*** Data to process ***
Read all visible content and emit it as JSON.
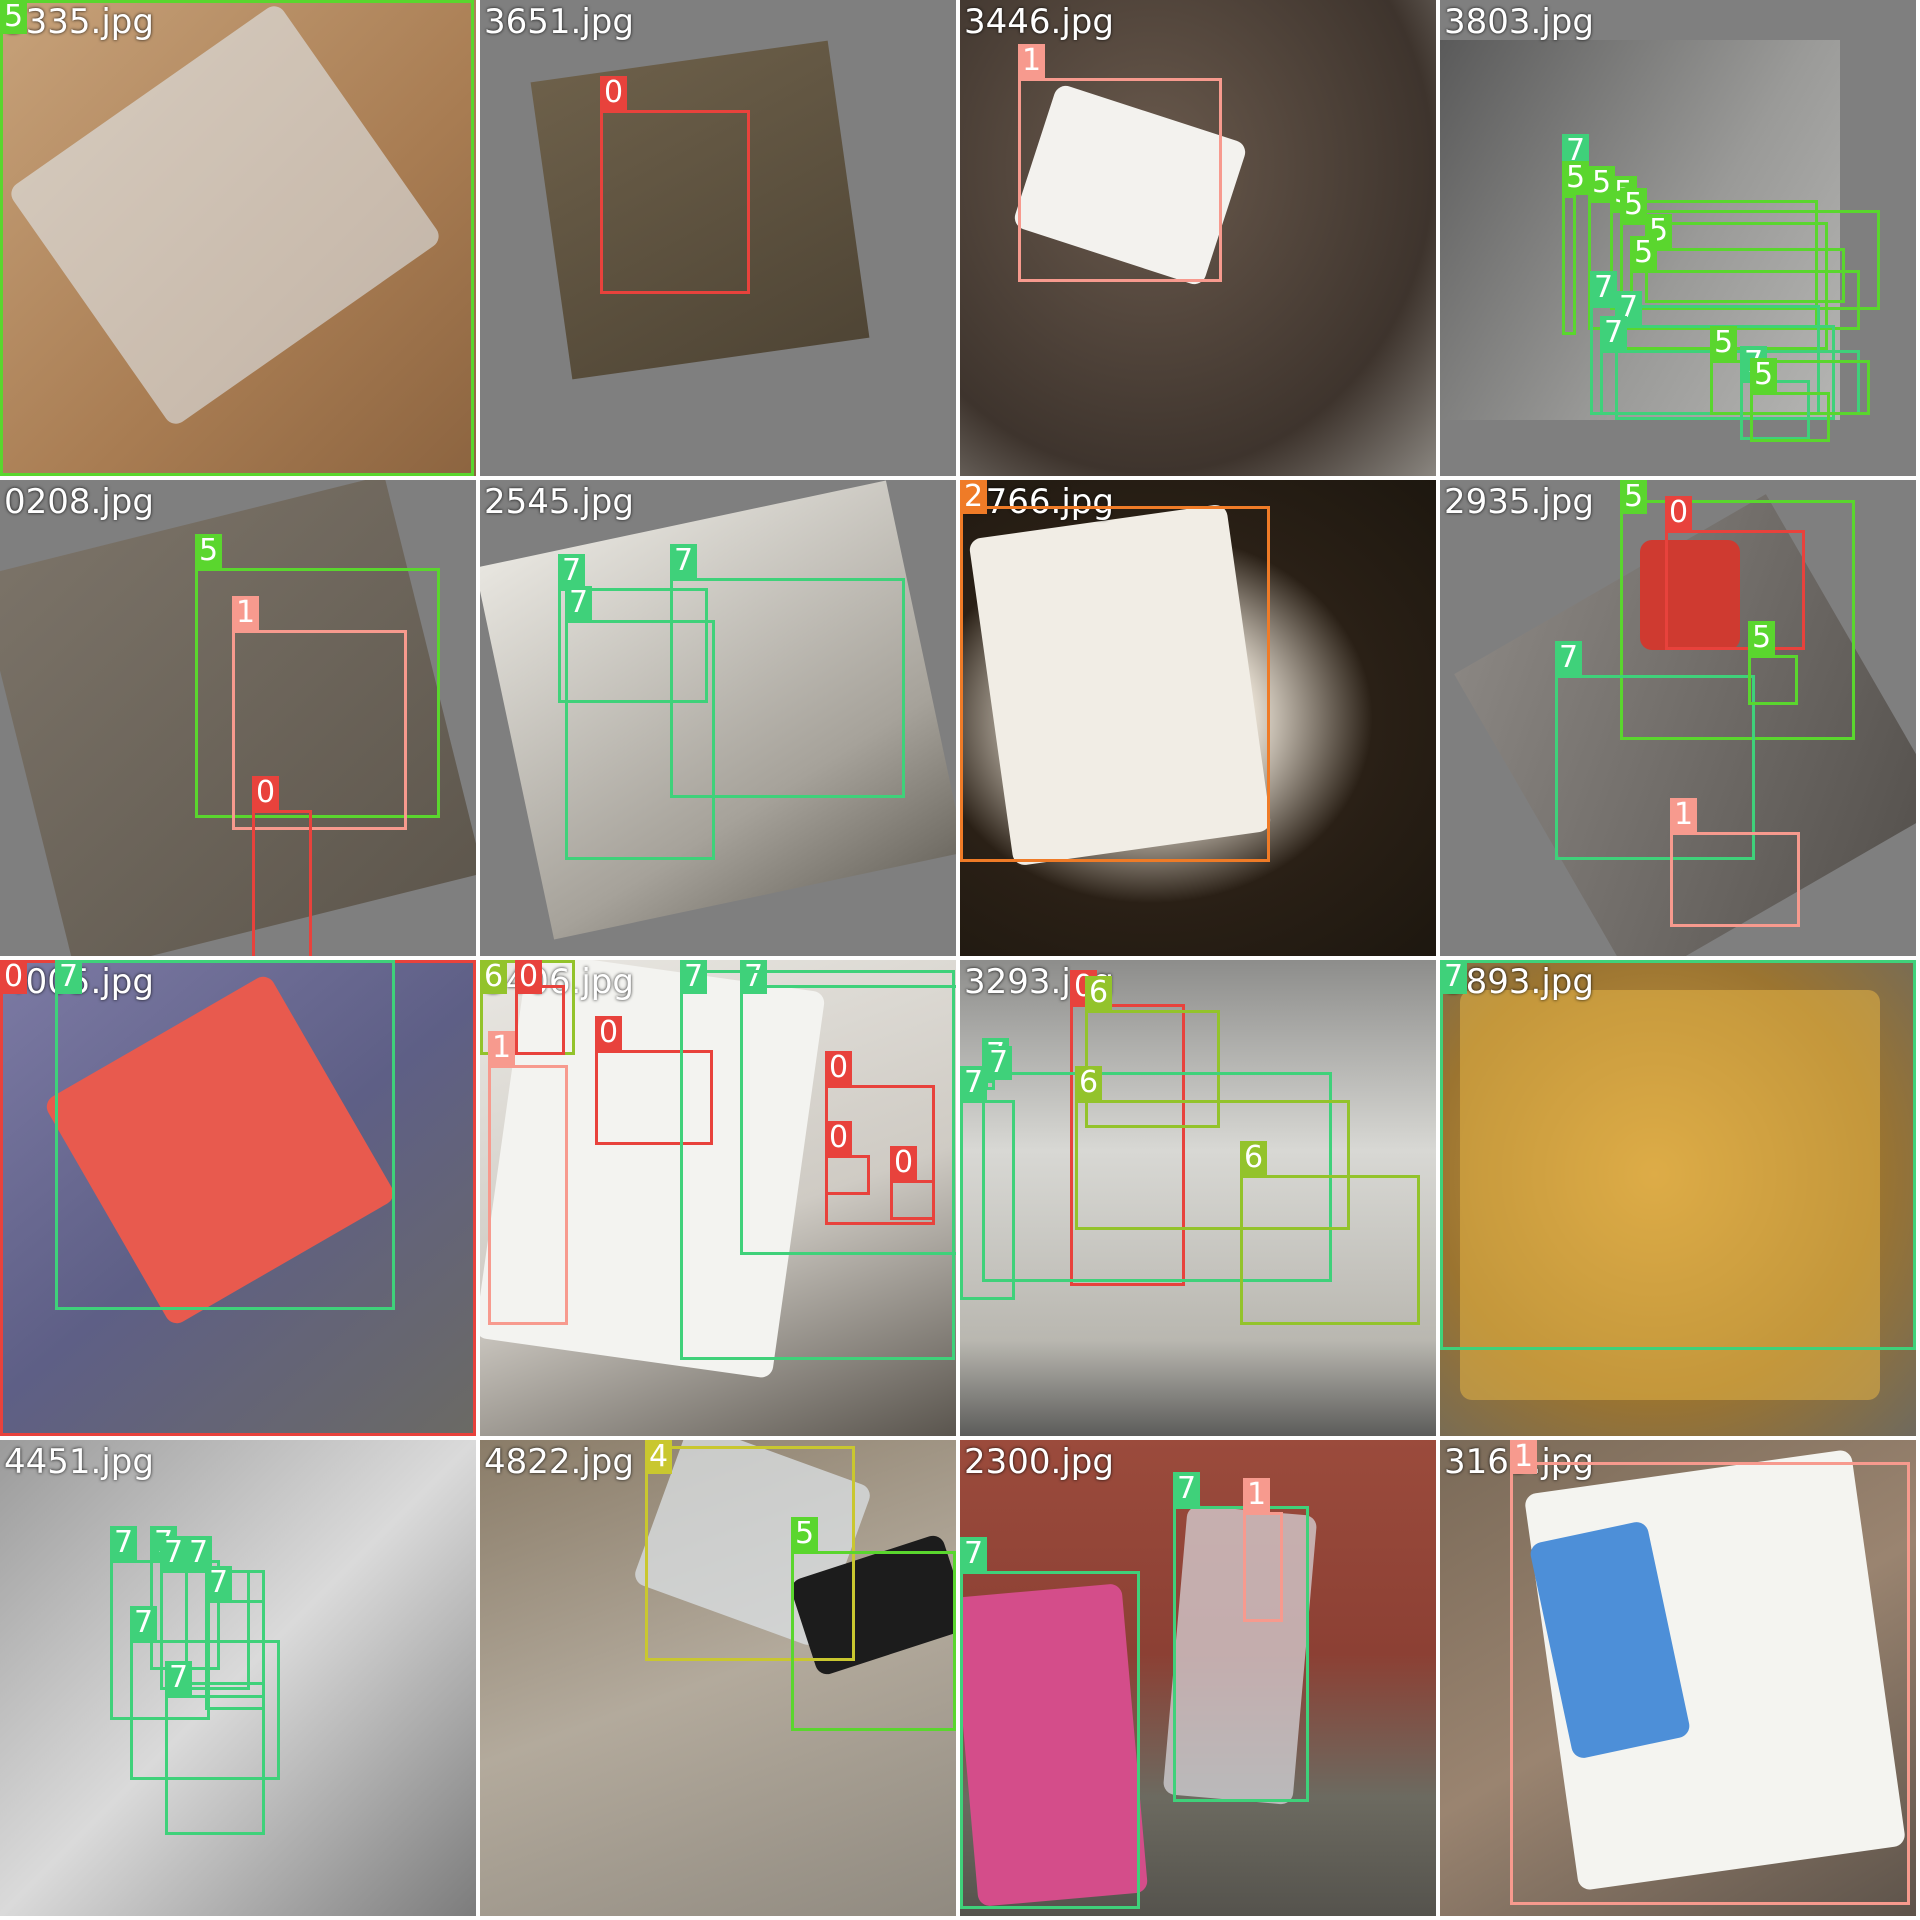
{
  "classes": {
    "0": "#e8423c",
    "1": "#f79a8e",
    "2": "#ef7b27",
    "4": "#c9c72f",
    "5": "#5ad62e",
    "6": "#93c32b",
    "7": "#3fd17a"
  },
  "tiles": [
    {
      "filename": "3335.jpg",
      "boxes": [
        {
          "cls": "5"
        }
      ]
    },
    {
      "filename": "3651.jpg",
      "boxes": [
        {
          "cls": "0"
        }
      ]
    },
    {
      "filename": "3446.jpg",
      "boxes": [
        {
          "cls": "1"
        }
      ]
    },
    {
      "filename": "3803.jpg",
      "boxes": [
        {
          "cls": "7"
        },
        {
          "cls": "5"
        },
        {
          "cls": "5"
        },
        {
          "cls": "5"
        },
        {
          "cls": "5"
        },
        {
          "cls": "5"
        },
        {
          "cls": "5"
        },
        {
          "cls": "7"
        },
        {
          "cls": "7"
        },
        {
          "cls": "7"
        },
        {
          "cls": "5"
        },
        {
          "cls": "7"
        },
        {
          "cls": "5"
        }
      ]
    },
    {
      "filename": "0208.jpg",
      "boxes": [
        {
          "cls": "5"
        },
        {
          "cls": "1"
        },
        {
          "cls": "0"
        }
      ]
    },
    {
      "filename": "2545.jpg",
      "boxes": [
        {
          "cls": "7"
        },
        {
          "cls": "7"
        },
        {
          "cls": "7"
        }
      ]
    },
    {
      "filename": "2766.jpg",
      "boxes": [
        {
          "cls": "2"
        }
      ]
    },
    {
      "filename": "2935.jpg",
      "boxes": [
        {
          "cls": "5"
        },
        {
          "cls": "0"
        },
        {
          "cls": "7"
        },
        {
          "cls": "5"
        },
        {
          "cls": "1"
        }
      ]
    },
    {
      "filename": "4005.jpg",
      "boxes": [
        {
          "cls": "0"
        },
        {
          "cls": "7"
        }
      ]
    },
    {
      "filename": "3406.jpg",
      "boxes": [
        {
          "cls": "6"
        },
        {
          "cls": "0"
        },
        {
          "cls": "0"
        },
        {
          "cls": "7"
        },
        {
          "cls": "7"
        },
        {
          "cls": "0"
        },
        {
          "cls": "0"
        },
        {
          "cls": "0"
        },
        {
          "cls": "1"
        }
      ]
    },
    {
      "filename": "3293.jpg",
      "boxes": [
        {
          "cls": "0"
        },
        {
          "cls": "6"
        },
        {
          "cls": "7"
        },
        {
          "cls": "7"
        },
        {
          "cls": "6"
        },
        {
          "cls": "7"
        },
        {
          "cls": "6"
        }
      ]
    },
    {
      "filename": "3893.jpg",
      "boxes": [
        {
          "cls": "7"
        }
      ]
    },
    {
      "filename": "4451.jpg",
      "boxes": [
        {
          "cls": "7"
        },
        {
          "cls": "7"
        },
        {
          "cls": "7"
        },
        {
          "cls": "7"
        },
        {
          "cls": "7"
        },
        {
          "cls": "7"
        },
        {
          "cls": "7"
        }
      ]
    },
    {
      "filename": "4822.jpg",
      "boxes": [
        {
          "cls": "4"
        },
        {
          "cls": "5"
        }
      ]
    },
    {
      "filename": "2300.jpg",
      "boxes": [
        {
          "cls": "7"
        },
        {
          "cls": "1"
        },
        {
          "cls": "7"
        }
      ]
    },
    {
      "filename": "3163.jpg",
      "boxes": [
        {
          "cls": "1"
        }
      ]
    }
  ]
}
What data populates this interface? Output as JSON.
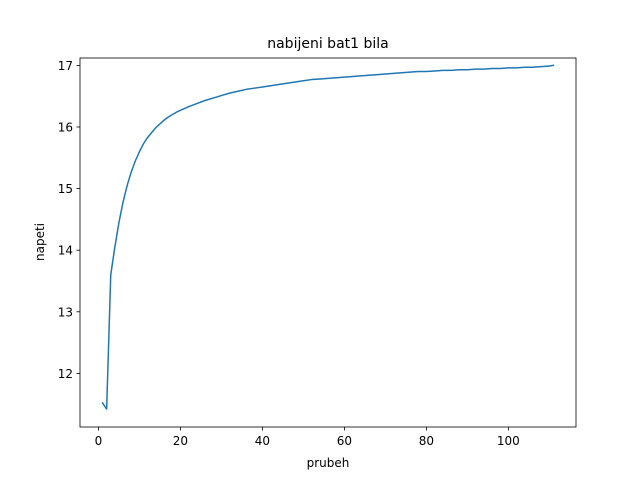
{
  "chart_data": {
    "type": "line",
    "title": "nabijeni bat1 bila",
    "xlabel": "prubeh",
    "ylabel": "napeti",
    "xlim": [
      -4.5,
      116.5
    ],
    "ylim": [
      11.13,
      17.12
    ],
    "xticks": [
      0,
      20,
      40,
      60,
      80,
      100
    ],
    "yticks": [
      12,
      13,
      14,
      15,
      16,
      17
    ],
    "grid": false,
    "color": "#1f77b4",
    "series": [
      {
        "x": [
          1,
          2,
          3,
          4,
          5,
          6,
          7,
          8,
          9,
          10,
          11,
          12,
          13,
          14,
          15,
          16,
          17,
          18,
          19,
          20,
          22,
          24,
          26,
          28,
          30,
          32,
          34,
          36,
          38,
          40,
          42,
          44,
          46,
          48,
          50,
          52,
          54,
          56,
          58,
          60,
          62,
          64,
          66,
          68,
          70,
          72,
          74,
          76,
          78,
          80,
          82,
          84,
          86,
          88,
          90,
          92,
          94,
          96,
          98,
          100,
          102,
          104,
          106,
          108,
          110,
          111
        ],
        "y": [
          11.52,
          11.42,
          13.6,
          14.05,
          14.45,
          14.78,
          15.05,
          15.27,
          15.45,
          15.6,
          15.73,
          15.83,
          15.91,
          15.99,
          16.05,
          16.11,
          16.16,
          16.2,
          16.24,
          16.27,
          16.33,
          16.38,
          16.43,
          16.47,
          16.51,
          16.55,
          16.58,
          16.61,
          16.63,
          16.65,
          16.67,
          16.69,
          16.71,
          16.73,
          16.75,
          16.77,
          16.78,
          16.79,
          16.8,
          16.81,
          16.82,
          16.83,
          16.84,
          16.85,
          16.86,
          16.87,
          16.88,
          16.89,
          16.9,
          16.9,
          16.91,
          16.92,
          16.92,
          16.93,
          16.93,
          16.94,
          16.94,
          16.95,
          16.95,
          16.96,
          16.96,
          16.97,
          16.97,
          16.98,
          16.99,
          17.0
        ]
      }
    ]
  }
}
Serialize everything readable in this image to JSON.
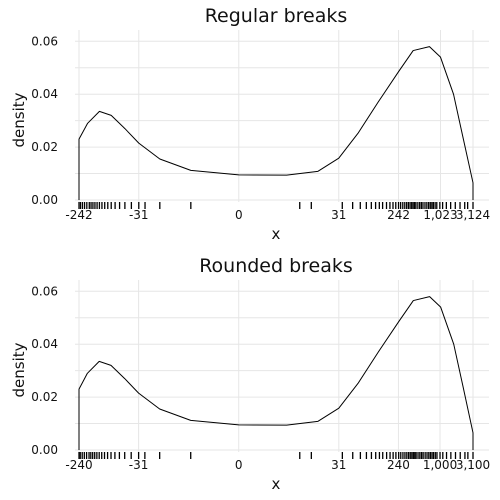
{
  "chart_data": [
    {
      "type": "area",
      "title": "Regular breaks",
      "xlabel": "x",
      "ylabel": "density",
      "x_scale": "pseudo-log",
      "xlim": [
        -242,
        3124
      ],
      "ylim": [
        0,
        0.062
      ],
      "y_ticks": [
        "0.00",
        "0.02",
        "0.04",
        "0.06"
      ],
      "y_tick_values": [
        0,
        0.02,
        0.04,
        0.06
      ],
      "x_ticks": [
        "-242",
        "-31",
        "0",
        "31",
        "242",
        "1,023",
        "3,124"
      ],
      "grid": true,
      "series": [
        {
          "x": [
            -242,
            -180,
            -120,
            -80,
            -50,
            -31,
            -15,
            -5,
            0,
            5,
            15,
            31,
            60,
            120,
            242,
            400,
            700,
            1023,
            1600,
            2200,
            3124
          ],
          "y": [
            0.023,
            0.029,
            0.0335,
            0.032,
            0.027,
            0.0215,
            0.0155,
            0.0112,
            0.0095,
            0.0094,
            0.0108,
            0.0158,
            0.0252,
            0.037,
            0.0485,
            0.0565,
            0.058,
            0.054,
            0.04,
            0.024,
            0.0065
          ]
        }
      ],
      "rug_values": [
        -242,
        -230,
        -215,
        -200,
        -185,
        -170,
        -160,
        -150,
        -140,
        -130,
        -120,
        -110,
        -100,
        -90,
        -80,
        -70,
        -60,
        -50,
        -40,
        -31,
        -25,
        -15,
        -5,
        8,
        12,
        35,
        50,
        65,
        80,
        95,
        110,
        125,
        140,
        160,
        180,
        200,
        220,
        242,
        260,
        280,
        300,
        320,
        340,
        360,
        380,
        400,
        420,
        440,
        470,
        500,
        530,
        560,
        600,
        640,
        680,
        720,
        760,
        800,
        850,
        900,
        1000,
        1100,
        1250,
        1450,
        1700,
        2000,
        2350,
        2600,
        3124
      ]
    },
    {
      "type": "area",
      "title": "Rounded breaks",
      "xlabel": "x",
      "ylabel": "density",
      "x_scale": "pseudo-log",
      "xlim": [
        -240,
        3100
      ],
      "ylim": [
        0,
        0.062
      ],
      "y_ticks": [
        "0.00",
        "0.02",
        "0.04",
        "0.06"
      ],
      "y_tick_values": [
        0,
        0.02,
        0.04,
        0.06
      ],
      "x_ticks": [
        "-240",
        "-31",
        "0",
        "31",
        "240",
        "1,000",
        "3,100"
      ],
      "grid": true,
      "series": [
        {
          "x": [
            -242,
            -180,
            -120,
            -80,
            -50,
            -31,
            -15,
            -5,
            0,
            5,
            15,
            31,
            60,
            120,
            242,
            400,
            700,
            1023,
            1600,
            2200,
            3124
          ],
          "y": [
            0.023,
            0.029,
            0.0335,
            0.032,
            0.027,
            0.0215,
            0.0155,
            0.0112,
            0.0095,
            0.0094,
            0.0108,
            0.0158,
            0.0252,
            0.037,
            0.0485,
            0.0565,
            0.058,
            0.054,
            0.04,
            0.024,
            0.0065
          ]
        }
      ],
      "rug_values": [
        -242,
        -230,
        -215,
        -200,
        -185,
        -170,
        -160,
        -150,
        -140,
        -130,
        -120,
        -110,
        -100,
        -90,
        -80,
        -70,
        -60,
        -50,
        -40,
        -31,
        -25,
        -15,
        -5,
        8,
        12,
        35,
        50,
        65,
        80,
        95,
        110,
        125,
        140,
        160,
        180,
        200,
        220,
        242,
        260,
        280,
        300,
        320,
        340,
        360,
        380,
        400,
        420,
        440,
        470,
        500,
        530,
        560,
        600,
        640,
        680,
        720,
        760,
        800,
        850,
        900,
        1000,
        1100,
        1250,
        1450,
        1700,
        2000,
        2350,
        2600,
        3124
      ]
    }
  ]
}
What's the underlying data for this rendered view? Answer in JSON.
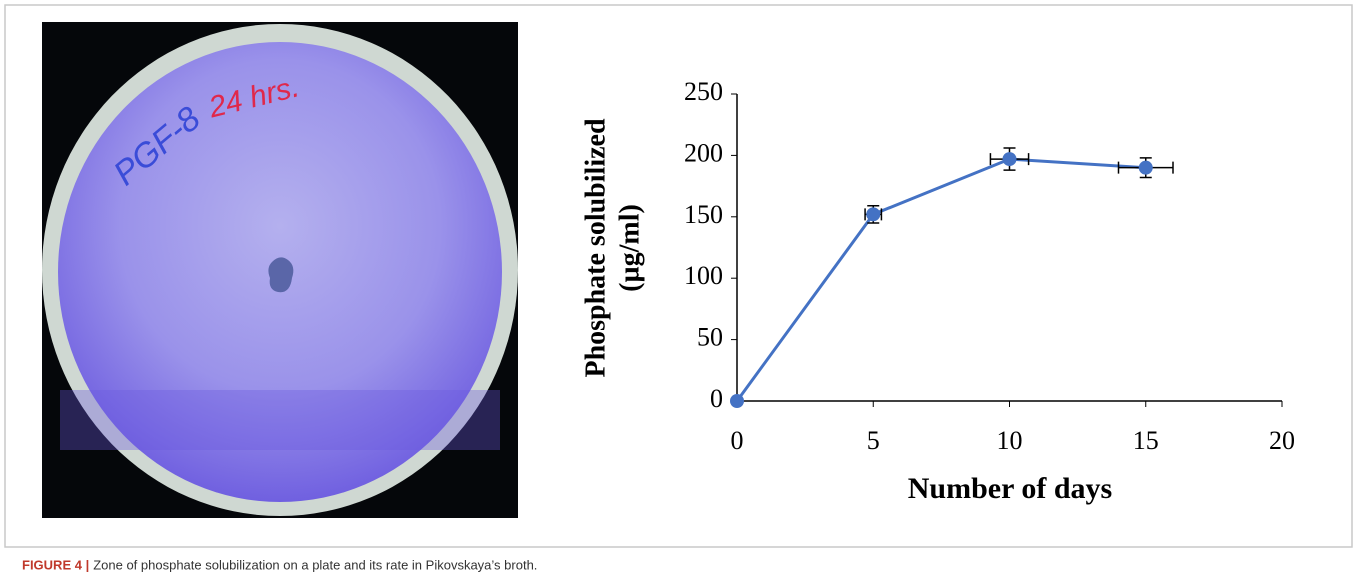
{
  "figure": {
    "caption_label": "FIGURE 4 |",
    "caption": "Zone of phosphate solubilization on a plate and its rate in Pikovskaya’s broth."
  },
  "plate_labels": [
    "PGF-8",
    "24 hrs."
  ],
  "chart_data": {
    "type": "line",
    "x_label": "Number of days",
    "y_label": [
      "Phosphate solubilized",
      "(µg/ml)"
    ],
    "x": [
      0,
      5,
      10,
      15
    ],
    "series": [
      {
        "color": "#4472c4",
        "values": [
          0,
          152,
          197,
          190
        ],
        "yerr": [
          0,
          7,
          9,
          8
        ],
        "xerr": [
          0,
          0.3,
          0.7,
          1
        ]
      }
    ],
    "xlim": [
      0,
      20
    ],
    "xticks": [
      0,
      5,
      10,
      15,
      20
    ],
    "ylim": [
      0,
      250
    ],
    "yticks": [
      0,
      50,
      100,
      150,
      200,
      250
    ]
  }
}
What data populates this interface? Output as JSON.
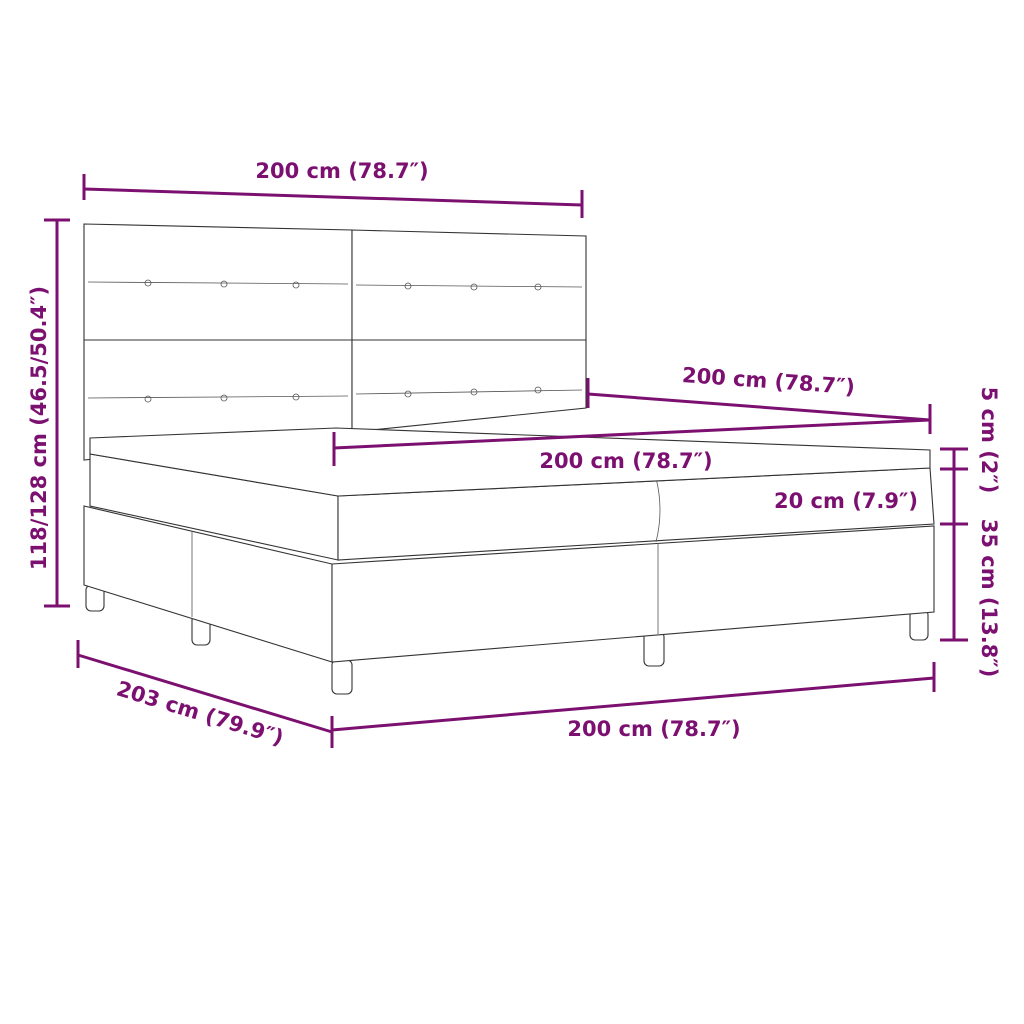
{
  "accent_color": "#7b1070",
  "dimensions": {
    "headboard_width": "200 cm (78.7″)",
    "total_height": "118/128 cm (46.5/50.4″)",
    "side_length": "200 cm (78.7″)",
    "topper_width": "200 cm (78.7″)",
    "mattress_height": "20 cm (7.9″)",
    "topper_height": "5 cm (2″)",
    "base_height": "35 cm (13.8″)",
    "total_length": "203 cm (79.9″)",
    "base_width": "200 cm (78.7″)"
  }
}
***
▶ _Required work_
Output nothing but the number of lines in the data containing the string "JSON".

▶ _Result of this exercise_
5